-- Stored rows --
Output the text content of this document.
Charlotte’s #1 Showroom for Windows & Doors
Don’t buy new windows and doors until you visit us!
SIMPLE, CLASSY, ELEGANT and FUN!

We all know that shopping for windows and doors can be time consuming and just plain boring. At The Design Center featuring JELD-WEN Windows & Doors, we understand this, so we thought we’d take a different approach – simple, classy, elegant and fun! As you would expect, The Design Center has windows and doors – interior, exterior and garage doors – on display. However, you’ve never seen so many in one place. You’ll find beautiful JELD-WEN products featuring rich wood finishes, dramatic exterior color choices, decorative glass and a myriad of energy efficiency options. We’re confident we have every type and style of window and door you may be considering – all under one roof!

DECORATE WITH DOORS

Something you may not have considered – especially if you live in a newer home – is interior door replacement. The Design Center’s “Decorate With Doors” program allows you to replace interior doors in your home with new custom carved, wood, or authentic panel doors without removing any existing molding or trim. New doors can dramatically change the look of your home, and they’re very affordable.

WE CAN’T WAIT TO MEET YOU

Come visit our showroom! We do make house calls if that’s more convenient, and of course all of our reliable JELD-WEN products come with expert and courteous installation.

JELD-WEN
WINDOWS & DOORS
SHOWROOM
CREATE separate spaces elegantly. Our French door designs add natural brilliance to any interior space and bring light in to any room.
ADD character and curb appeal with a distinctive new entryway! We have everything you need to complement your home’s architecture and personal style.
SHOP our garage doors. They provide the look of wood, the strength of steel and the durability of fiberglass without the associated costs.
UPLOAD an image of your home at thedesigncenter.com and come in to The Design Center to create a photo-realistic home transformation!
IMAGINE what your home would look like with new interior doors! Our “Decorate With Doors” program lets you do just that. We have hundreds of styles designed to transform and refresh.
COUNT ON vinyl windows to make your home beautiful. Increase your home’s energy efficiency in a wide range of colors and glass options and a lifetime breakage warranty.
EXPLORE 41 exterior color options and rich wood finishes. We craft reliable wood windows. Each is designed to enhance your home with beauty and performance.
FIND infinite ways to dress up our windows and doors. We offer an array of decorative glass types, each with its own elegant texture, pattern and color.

-- Required task --
Give back each line above precisely as it stands.

-- Result for this task --
Output the text content of this document.
Charlotte’s #1 Showroom for Windows & Doors
Don’t buy new windows and doors until you visit us!
SIMPLE, CLASSY, ELEGANT and FUN!

We all know that shopping for windows and doors can be time consuming and just plain boring. At The Design Center featuring JELD-WEN Windows & Doors, we understand this, so we thought we’d take a different approach – simple, classy, elegant and fun! As you would expect, The Design Center has windows and doors – interior, exterior and garage doors – on display. However, you’ve never seen so many in one place. You’ll find beautiful JELD-WEN products featuring rich wood finishes, dramatic exterior color choices, decorative glass and a myriad of energy efficiency options. We’re confident we have every type and style of window and door you may be considering – all under one roof!

DECORATE WITH DOORS

Something you may not have considered – especially if you live in a newer home – is interior door replacement. The Design Center’s “Decorate With Doors” program allows you to replace interior doors in your home with new custom carved, wood, or authentic panel doors without removing any existing molding or trim. New doors can dramatically change the look of your home, and they’re very affordable.

WE CAN’T WAIT TO MEET YOU

Come visit our showroom! We do make house calls if that’s more convenient, and of course all of our reliable JELD-WEN products come with expert and courteous installation.

JELD-WEN
WINDOWS & DOORS
SHOWROOM
CREATE separate spaces elegantly. Our French door designs add natural brilliance to any interior space and bring light in to any room.
ADD character and curb appeal with a distinctive new entryway! We have everything you need to complement your home’s architecture and personal style.
SHOP our garage doors. They provide the look of wood, the strength of steel and the durability of fiberglass without the associated costs.
UPLOAD an image of your home at thedesigncenter.com and come in to The Design Center to create a photo-realistic home transformation!
IMAGINE what your home would look like with new interior doors! Our “Decorate With Doors” program lets you do just that. We have hundreds of styles designed to transform and refresh.
COUNT ON vinyl windows to make your home beautiful. Increase your home’s energy efficiency in a wide range of colors and glass options and a lifetime breakage warranty.
EXPLORE 41 exterior color options and rich wood finishes. We craft reliable wood windows. Each is designed to enhance your home with beauty and performance.
FIND infinite ways to dress up our windows and doors. We offer an array of decorative glass types, each with its own elegant texture, pattern and color.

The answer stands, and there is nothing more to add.